Extracted records:
-=-=-
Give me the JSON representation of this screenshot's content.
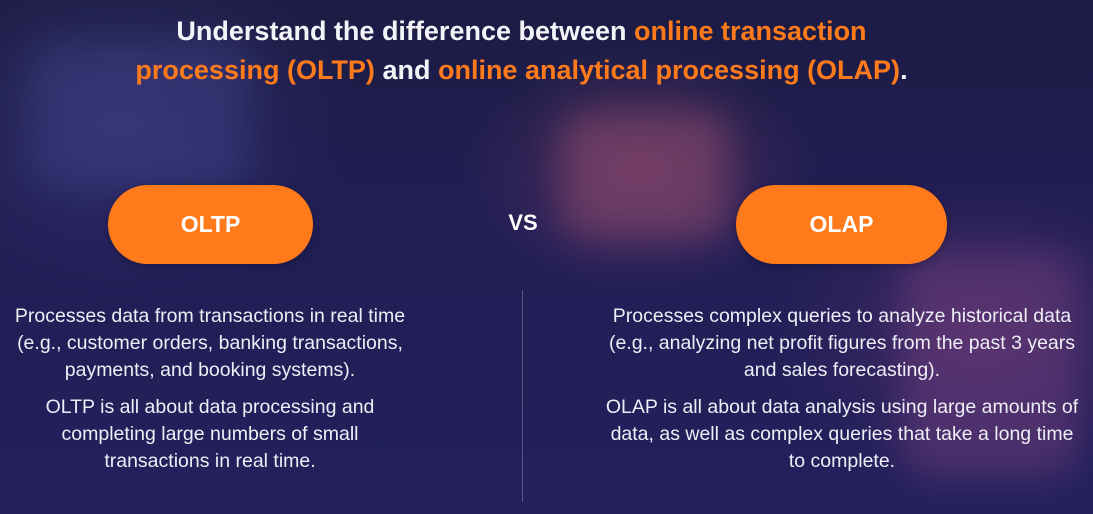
{
  "headline": {
    "line1_plain": "Understand the difference between ",
    "line1_highlight": "online transaction",
    "line2_highlight_a": "processing (OLTP)",
    "line2_plain": " and ",
    "line2_highlight_b": "online analytical processing (OLAP)",
    "line2_end": "."
  },
  "left": {
    "pill_label": "OLTP",
    "paragraph1": "Processes data from transactions in real time (e.g., customer orders, banking transactions, payments, and booking systems).",
    "paragraph2": "OLTP is all about data processing and completing large numbers of small transactions in real time."
  },
  "vs_label": "VS",
  "right": {
    "pill_label": "OLAP",
    "paragraph1": "Processes complex queries to analyze historical data (e.g., analyzing net profit figures from the past 3 years and sales forecasting).",
    "paragraph2": "OLAP is all about data analysis using large amounts of data, as well as complex queries that take a long time to complete."
  },
  "colors": {
    "accent": "#ff7a1a",
    "background": "#211e55",
    "text": "#f2f2f7"
  }
}
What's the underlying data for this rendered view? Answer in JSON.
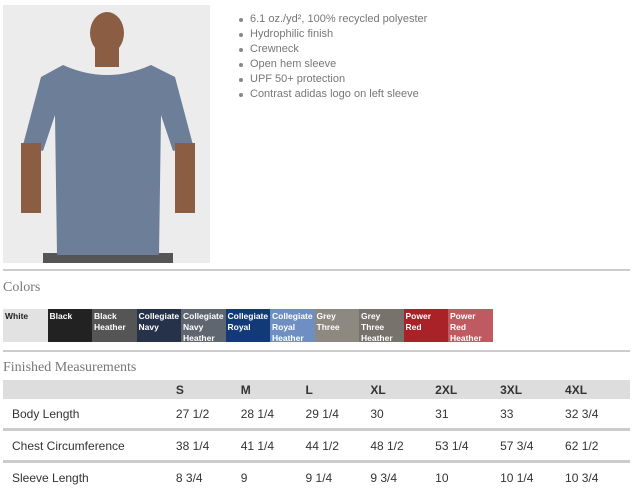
-=-=-
*Short task:*
Find every line in the records above that holds the word "JSON", and copy each one.

*Written answer:*
Give me the JSON representation of this screenshot's content.
What's the underlying data for this rendered view? Answer in JSON.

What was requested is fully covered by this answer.